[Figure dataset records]
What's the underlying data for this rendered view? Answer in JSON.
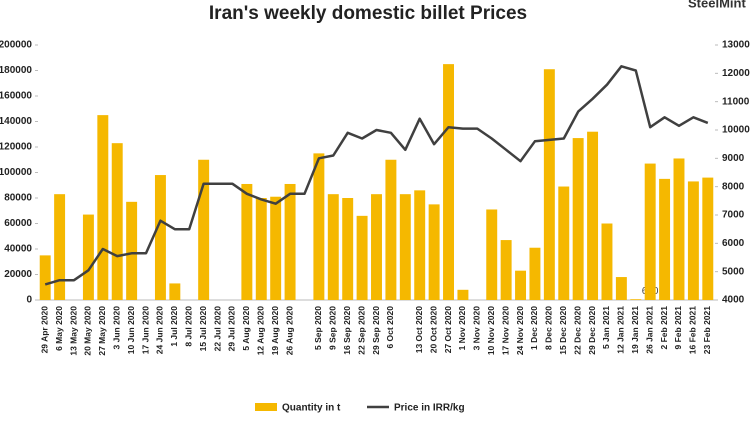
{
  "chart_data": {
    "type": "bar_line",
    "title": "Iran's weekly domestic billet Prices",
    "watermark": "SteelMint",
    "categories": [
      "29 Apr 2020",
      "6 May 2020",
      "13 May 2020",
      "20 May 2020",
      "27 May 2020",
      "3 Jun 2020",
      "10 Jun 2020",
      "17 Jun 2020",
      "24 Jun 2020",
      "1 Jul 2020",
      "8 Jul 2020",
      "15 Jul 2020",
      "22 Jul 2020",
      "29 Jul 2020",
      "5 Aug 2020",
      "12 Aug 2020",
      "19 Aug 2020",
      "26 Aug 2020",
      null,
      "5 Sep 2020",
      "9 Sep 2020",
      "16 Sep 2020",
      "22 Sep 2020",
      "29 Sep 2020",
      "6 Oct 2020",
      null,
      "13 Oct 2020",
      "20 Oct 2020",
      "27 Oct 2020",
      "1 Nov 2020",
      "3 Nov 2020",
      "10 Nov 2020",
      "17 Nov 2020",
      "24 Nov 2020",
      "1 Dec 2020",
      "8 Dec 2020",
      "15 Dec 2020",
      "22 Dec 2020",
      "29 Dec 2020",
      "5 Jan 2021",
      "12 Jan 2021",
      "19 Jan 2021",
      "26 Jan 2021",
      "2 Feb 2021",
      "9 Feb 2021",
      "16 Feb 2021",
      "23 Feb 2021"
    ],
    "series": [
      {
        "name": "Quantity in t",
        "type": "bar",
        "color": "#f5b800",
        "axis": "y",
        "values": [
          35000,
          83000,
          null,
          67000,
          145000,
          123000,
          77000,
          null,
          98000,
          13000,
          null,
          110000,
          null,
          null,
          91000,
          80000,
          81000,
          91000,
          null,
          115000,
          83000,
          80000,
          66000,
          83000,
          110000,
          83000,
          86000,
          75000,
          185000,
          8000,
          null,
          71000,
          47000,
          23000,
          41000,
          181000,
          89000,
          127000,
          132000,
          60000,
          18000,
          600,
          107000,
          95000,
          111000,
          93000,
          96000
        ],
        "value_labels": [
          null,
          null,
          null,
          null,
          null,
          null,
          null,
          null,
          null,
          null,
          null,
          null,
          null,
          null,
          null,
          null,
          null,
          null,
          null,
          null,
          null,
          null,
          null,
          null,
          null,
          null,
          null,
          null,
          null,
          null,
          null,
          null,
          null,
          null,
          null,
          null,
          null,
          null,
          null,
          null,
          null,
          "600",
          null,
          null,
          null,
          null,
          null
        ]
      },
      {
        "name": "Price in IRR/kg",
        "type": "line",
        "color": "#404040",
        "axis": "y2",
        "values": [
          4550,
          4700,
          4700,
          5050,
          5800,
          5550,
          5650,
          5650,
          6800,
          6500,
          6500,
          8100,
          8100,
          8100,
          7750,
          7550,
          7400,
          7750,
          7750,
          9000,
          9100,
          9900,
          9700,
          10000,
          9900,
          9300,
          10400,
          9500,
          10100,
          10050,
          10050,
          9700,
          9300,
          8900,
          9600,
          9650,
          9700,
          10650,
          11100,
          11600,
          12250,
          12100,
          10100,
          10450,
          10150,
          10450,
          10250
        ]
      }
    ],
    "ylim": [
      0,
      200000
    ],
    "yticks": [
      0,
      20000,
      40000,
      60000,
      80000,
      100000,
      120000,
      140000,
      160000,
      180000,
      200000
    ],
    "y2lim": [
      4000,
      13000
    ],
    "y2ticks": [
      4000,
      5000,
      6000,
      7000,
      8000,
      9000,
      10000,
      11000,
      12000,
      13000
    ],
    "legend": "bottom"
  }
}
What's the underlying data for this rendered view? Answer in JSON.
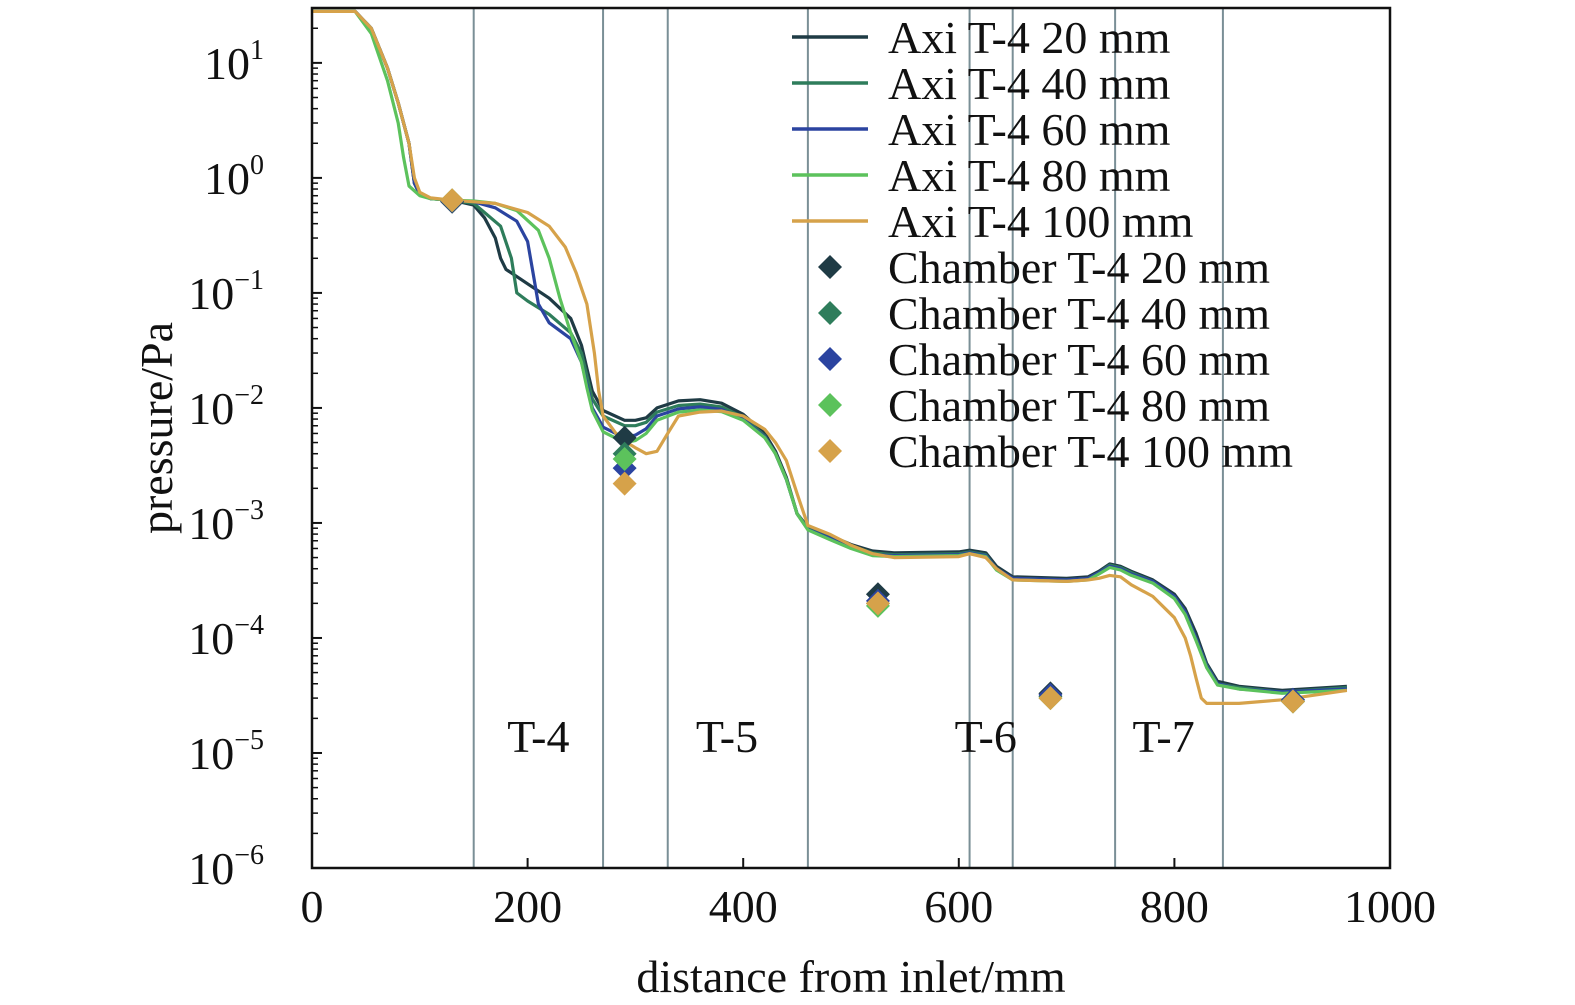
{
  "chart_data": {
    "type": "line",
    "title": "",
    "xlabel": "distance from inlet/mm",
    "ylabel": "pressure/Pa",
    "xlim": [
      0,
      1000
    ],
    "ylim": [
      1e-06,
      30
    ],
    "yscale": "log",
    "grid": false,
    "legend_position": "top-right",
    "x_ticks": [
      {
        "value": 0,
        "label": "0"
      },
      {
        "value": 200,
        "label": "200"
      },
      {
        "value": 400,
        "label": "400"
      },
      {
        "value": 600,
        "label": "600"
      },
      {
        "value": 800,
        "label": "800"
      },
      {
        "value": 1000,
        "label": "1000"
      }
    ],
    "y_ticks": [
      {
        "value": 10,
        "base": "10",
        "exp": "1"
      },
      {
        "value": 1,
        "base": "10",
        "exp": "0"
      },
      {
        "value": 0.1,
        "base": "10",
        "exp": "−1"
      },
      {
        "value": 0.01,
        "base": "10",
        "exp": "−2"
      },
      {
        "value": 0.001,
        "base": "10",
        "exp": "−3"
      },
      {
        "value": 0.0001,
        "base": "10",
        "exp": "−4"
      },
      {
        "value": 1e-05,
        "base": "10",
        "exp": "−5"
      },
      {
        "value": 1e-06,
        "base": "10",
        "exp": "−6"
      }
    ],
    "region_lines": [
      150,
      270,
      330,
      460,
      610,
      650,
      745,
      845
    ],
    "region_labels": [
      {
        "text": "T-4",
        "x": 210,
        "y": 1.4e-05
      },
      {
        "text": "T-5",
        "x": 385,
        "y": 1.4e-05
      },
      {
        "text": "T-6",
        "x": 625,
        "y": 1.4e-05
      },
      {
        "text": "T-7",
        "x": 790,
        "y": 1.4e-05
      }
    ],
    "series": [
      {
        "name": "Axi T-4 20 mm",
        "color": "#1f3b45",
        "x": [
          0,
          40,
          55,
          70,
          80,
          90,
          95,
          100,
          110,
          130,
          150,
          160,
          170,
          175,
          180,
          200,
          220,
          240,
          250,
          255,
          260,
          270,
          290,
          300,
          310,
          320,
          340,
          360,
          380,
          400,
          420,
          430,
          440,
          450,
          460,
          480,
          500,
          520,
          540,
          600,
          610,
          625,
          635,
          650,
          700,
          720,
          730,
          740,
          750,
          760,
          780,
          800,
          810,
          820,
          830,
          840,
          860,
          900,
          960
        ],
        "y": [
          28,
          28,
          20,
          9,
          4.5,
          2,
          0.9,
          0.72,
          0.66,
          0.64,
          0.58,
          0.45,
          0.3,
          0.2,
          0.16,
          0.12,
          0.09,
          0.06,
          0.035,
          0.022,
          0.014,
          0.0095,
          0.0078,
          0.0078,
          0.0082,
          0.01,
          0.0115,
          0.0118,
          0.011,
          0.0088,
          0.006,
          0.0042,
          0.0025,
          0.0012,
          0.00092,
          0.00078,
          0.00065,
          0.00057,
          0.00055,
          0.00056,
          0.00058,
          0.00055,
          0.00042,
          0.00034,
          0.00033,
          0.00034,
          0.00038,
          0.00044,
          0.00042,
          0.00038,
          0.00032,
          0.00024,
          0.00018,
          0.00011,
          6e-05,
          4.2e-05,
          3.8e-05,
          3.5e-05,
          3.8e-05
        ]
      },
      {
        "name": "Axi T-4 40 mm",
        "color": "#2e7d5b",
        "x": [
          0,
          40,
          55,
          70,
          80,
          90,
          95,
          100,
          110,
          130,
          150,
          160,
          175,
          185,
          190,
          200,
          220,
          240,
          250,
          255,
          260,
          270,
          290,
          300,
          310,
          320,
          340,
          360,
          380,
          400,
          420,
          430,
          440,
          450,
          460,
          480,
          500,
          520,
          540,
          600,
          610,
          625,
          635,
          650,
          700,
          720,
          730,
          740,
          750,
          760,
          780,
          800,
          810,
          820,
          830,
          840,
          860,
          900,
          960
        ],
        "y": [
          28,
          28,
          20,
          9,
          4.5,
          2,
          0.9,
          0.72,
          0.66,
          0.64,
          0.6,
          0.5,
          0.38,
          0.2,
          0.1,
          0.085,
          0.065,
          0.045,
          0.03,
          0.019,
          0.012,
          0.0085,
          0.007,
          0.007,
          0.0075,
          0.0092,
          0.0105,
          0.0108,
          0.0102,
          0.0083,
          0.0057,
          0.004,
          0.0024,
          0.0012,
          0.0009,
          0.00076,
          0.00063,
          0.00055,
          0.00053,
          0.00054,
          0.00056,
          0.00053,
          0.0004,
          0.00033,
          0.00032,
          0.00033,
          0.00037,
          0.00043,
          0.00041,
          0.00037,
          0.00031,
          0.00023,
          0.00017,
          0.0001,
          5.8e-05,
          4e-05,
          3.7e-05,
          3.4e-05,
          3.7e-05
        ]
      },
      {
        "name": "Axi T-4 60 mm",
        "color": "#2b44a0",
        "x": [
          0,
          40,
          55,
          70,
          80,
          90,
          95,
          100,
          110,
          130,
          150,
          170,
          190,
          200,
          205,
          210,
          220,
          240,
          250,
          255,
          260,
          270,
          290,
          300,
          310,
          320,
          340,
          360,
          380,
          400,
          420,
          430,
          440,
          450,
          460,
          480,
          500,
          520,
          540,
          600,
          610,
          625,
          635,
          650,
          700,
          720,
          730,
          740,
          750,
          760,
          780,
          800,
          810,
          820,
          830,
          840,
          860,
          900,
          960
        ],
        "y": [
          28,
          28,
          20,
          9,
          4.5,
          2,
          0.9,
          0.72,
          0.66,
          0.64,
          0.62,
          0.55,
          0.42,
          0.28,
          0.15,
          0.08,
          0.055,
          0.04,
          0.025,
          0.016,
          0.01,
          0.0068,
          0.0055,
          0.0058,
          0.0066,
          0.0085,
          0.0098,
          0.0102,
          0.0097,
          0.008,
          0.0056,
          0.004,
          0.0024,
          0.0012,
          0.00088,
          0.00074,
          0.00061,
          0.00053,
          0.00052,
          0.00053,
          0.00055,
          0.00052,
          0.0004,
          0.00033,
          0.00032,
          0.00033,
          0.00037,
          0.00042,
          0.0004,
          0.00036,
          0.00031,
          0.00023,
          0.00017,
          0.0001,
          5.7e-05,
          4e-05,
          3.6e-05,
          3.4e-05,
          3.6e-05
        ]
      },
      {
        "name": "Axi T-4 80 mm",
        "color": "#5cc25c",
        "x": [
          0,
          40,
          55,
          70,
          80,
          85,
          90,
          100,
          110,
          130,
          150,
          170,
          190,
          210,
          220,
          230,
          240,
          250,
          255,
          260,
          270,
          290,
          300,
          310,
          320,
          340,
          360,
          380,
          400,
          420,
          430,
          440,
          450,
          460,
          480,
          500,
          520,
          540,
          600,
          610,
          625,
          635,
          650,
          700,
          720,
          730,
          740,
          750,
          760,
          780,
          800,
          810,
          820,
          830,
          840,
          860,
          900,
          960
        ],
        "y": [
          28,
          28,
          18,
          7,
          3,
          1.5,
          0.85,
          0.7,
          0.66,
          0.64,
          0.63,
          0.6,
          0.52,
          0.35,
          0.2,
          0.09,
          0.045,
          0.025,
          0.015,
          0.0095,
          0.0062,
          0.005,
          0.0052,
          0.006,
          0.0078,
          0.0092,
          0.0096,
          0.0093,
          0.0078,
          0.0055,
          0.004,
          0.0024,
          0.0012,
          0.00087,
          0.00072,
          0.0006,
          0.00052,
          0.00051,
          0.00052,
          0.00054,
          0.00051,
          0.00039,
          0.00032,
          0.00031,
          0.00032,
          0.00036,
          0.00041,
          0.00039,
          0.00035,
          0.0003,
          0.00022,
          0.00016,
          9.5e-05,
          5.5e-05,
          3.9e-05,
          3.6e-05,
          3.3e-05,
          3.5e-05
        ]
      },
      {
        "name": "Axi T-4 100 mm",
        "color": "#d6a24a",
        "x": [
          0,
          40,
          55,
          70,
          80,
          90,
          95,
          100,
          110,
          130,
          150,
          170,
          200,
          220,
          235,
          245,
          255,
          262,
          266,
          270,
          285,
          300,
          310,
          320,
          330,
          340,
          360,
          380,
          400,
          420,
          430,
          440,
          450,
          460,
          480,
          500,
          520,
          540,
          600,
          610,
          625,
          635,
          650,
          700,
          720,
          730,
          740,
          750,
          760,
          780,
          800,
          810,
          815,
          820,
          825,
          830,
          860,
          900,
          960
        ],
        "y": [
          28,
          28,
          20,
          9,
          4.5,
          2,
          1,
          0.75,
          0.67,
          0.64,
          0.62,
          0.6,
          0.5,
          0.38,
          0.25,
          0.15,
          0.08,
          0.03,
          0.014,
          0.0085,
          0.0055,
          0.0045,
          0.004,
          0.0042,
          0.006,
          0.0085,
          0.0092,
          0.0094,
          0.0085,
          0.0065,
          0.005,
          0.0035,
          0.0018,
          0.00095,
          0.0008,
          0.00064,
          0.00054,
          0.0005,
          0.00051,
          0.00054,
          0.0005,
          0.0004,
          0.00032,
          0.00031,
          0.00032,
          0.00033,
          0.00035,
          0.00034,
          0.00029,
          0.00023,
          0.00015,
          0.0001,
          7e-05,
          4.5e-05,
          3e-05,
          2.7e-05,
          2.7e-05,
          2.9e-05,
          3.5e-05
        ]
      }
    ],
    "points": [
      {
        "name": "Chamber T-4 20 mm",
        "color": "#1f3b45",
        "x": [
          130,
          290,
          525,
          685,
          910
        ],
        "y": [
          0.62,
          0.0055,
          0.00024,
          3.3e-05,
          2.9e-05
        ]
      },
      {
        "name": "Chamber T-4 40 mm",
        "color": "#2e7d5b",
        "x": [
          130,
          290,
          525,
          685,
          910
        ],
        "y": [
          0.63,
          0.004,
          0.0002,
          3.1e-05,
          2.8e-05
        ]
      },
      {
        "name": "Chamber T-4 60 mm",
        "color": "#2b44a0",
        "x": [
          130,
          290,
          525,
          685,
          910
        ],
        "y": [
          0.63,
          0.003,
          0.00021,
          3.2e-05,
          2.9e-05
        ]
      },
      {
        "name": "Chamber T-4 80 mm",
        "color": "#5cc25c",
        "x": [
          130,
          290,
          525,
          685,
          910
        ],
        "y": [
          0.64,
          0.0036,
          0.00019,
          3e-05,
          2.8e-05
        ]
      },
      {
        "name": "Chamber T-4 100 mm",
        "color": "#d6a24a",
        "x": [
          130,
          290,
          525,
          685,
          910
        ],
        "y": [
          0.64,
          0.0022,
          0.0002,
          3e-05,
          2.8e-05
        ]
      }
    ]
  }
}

▶ What you will do
Look through the listing above. Pick out each line with "title" and copy it.

▶ Exercise solution
    "title": "Iran's weekly domestic billet Prices",
    "title": "",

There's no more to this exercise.